→ **AIM OF THE TASK**: Copy out all lines with the word "aulas" in them.

→ **DATASET**:
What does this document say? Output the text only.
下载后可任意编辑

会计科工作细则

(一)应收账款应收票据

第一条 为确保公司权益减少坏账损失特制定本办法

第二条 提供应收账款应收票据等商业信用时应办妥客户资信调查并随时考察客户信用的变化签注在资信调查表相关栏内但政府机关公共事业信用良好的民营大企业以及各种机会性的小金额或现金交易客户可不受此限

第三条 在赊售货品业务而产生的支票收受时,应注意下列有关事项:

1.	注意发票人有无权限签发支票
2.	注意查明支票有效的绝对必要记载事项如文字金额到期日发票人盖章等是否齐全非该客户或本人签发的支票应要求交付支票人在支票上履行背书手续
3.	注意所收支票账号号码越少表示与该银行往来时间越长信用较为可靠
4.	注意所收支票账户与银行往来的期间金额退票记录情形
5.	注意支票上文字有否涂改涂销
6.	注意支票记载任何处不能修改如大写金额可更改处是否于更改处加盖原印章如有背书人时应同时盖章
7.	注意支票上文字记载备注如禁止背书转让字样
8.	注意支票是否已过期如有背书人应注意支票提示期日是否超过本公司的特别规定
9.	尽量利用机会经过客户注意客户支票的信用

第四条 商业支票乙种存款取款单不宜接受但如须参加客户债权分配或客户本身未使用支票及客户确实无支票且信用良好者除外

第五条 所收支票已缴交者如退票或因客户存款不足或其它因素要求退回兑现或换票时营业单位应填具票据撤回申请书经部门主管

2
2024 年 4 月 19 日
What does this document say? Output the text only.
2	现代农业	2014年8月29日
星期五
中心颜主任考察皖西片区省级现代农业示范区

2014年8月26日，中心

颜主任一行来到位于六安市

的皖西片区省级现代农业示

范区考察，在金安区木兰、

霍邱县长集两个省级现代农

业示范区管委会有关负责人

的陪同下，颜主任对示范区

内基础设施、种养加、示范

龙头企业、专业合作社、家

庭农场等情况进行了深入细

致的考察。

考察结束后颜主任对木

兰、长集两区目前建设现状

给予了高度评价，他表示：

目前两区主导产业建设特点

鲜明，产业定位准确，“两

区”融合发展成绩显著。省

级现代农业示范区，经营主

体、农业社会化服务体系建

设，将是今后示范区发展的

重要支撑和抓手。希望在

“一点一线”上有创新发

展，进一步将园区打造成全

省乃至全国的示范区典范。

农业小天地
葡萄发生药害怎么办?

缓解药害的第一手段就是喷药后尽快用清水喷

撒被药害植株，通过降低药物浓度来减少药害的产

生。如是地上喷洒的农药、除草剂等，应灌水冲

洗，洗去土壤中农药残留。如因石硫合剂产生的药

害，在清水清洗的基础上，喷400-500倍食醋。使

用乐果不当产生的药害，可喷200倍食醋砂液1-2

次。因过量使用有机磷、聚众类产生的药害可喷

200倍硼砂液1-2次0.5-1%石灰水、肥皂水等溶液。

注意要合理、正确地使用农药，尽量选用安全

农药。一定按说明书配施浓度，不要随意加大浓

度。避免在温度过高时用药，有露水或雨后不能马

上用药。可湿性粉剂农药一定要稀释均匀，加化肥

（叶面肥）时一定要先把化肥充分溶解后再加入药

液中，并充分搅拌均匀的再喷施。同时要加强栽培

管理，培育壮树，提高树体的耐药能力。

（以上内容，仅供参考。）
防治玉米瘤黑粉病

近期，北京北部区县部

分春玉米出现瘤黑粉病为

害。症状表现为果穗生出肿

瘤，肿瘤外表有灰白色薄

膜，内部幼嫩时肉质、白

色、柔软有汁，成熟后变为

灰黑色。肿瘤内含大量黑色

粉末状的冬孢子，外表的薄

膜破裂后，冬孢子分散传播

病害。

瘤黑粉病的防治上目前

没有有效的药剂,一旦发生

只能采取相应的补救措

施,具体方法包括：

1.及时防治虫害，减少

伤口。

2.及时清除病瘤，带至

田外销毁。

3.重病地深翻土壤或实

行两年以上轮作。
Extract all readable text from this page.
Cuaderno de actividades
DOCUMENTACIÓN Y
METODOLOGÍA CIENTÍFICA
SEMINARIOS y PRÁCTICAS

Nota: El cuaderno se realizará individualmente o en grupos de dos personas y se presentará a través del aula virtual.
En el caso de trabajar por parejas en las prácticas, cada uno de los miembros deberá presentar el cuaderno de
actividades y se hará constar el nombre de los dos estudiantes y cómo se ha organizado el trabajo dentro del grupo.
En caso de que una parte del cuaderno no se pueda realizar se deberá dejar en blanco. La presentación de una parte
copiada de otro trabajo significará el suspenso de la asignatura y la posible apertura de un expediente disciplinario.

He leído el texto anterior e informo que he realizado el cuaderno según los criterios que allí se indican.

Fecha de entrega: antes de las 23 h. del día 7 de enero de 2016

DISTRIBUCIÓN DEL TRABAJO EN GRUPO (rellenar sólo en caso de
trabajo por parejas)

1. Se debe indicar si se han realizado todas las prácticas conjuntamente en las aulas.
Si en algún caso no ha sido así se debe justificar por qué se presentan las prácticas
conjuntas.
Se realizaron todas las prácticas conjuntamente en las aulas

→ **FINISHED TASK**:
1. Se debe indicar si se han realizado todas las prácticas conjuntamente en las aulas.
Se realizaron todas las prácticas conjuntamente en las aulas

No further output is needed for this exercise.